* WHAT TO DO
Exclude all pictures, then copy each of the records exactly as written.

════════

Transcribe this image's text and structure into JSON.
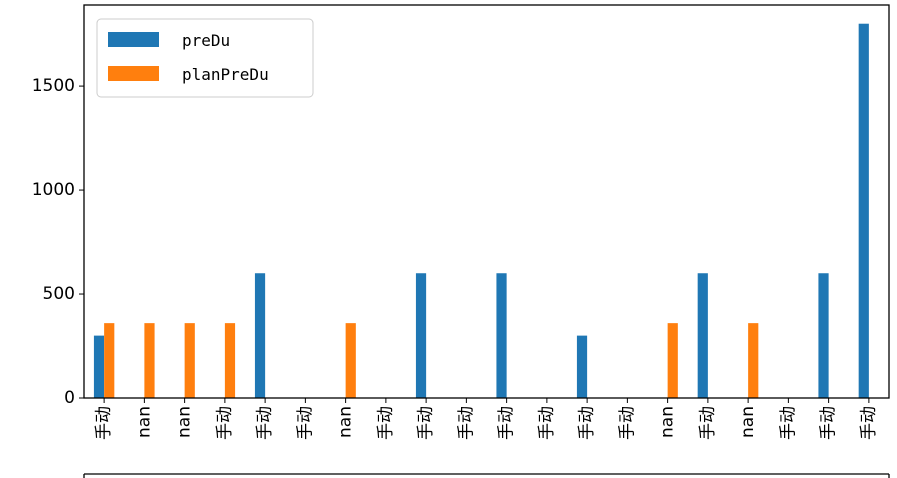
{
  "chart_data": {
    "type": "bar",
    "categories": [
      "手动",
      "nan",
      "nan",
      "手动",
      "手动",
      "手动",
      "nan",
      "手动",
      "手动",
      "手动",
      "手动",
      "手动",
      "手动",
      "手动",
      "nan",
      "手动",
      "nan",
      "手动",
      "手动",
      "手动"
    ],
    "series": [
      {
        "name": "preDu",
        "color": "#1f77b4",
        "values": [
          300,
          0,
          0,
          0,
          600,
          0,
          0,
          0,
          600,
          0,
          600,
          0,
          300,
          0,
          0,
          600,
          0,
          0,
          600,
          1800
        ]
      },
      {
        "name": "planPreDu",
        "color": "#ff7f0e",
        "values": [
          360,
          360,
          360,
          360,
          0,
          0,
          360,
          0,
          0,
          0,
          0,
          0,
          0,
          0,
          360,
          0,
          360,
          0,
          0,
          0
        ]
      }
    ],
    "yticks": [
      0,
      500,
      1000,
      1500
    ],
    "ylim": [
      0,
      1890
    ],
    "title": "",
    "xlabel": "",
    "ylabel": "",
    "legend": "top-left",
    "grid": false
  }
}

════════

* TASK ANSWER
Transcribe this image's text and structure into JSON.
{
  "chart_data": {
    "type": "bar",
    "categories": [
      "手动",
      "nan",
      "nan",
      "手动",
      "手动",
      "手动",
      "nan",
      "手动",
      "手动",
      "手动",
      "手动",
      "手动",
      "手动",
      "手动",
      "nan",
      "手动",
      "nan",
      "手动",
      "手动",
      "手动"
    ],
    "series": [
      {
        "name": "preDu",
        "color": "#1f77b4",
        "values": [
          300,
          0,
          0,
          0,
          600,
          0,
          0,
          0,
          600,
          0,
          600,
          0,
          300,
          0,
          0,
          600,
          0,
          0,
          600,
          1800
        ]
      },
      {
        "name": "planPreDu",
        "color": "#ff7f0e",
        "values": [
          360,
          360,
          360,
          360,
          0,
          0,
          360,
          0,
          0,
          0,
          0,
          0,
          0,
          0,
          360,
          0,
          360,
          0,
          0,
          0
        ]
      }
    ],
    "yticks": [
      0,
      500,
      1000,
      1500
    ],
    "ylim": [
      0,
      1890
    ],
    "title": "",
    "xlabel": "",
    "ylabel": "",
    "legend": "top-left",
    "grid": false
  }
}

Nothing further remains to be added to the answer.